Entries provided:
________________________
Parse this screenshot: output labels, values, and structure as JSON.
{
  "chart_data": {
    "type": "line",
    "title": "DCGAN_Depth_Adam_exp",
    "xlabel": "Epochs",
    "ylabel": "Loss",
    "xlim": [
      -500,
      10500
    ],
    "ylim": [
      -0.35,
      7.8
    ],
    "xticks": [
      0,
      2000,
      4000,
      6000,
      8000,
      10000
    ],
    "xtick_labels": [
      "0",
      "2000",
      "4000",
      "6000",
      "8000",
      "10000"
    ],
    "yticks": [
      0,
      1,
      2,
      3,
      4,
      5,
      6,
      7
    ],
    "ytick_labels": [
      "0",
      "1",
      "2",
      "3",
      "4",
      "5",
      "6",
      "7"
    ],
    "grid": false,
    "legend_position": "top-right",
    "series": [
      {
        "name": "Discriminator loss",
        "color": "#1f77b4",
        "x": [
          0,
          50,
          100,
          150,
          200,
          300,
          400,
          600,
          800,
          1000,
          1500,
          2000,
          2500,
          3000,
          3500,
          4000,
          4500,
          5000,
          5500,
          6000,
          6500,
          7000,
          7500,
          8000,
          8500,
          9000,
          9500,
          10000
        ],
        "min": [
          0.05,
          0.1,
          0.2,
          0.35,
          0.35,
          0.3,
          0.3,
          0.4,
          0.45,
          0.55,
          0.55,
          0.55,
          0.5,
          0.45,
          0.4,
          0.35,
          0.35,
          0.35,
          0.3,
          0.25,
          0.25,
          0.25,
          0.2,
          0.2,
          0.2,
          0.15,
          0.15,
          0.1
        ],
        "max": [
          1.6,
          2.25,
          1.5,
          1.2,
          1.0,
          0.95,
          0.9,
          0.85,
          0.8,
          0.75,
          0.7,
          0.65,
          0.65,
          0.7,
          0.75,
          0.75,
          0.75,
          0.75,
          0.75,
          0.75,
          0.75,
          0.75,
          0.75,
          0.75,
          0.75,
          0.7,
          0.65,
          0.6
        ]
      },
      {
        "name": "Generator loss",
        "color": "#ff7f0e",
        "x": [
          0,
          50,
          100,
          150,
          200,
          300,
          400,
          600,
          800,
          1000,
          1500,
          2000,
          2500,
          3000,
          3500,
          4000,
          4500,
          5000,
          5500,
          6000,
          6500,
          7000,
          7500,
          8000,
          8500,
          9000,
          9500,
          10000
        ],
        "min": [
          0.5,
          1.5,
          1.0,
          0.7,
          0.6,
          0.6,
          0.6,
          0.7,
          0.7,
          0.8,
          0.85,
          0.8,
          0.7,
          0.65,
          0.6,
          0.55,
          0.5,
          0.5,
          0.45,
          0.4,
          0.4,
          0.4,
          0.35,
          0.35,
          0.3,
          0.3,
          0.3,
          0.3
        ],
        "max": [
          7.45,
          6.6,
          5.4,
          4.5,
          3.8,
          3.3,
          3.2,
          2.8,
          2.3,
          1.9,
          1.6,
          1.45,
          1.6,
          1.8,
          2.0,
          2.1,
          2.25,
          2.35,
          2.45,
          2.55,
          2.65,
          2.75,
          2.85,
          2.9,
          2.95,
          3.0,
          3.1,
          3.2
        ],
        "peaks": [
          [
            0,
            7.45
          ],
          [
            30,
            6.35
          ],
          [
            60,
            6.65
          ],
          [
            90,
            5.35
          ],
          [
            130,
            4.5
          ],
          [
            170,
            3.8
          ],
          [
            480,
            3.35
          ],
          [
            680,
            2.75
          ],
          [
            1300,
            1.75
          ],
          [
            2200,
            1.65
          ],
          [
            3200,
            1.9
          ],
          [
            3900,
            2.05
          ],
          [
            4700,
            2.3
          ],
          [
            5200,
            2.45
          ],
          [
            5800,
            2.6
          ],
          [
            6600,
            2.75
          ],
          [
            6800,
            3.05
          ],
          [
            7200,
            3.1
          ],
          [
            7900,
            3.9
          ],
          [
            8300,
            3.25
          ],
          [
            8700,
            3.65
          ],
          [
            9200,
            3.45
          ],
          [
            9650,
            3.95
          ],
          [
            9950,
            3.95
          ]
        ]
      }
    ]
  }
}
________________________
Brief: Using the data above, print every record exactly as shown.

Full answer:
Parse this screenshot: output labels, values, and structure as JSON.
{
  "chart_data": {
    "type": "line",
    "title": "DCGAN_Depth_Adam_exp",
    "xlabel": "Epochs",
    "ylabel": "Loss",
    "xlim": [
      -500,
      10500
    ],
    "ylim": [
      -0.35,
      7.8
    ],
    "xticks": [
      0,
      2000,
      4000,
      6000,
      8000,
      10000
    ],
    "xtick_labels": [
      "0",
      "2000",
      "4000",
      "6000",
      "8000",
      "10000"
    ],
    "yticks": [
      0,
      1,
      2,
      3,
      4,
      5,
      6,
      7
    ],
    "ytick_labels": [
      "0",
      "1",
      "2",
      "3",
      "4",
      "5",
      "6",
      "7"
    ],
    "grid": false,
    "legend_position": "top-right",
    "series": [
      {
        "name": "Discriminator loss",
        "color": "#1f77b4",
        "x": [
          0,
          50,
          100,
          150,
          200,
          300,
          400,
          600,
          800,
          1000,
          1500,
          2000,
          2500,
          3000,
          3500,
          4000,
          4500,
          5000,
          5500,
          6000,
          6500,
          7000,
          7500,
          8000,
          8500,
          9000,
          9500,
          10000
        ],
        "min": [
          0.05,
          0.1,
          0.2,
          0.35,
          0.35,
          0.3,
          0.3,
          0.4,
          0.45,
          0.55,
          0.55,
          0.55,
          0.5,
          0.45,
          0.4,
          0.35,
          0.35,
          0.35,
          0.3,
          0.25,
          0.25,
          0.25,
          0.2,
          0.2,
          0.2,
          0.15,
          0.15,
          0.1
        ],
        "max": [
          1.6,
          2.25,
          1.5,
          1.2,
          1.0,
          0.95,
          0.9,
          0.85,
          0.8,
          0.75,
          0.7,
          0.65,
          0.65,
          0.7,
          0.75,
          0.75,
          0.75,
          0.75,
          0.75,
          0.75,
          0.75,
          0.75,
          0.75,
          0.75,
          0.75,
          0.7,
          0.65,
          0.6
        ]
      },
      {
        "name": "Generator loss",
        "color": "#ff7f0e",
        "x": [
          0,
          50,
          100,
          150,
          200,
          300,
          400,
          600,
          800,
          1000,
          1500,
          2000,
          2500,
          3000,
          3500,
          4000,
          4500,
          5000,
          5500,
          6000,
          6500,
          7000,
          7500,
          8000,
          8500,
          9000,
          9500,
          10000
        ],
        "min": [
          0.5,
          1.5,
          1.0,
          0.7,
          0.6,
          0.6,
          0.6,
          0.7,
          0.7,
          0.8,
          0.85,
          0.8,
          0.7,
          0.65,
          0.6,
          0.55,
          0.5,
          0.5,
          0.45,
          0.4,
          0.4,
          0.4,
          0.35,
          0.35,
          0.3,
          0.3,
          0.3,
          0.3
        ],
        "max": [
          7.45,
          6.6,
          5.4,
          4.5,
          3.8,
          3.3,
          3.2,
          2.8,
          2.3,
          1.9,
          1.6,
          1.45,
          1.6,
          1.8,
          2.0,
          2.1,
          2.25,
          2.35,
          2.45,
          2.55,
          2.65,
          2.75,
          2.85,
          2.9,
          2.95,
          3.0,
          3.1,
          3.2
        ],
        "peaks": [
          [
            0,
            7.45
          ],
          [
            30,
            6.35
          ],
          [
            60,
            6.65
          ],
          [
            90,
            5.35
          ],
          [
            130,
            4.5
          ],
          [
            170,
            3.8
          ],
          [
            480,
            3.35
          ],
          [
            680,
            2.75
          ],
          [
            1300,
            1.75
          ],
          [
            2200,
            1.65
          ],
          [
            3200,
            1.9
          ],
          [
            3900,
            2.05
          ],
          [
            4700,
            2.3
          ],
          [
            5200,
            2.45
          ],
          [
            5800,
            2.6
          ],
          [
            6600,
            2.75
          ],
          [
            6800,
            3.05
          ],
          [
            7200,
            3.1
          ],
          [
            7900,
            3.9
          ],
          [
            8300,
            3.25
          ],
          [
            8700,
            3.65
          ],
          [
            9200,
            3.45
          ],
          [
            9650,
            3.95
          ],
          [
            9950,
            3.95
          ]
        ]
      }
    ]
  }
}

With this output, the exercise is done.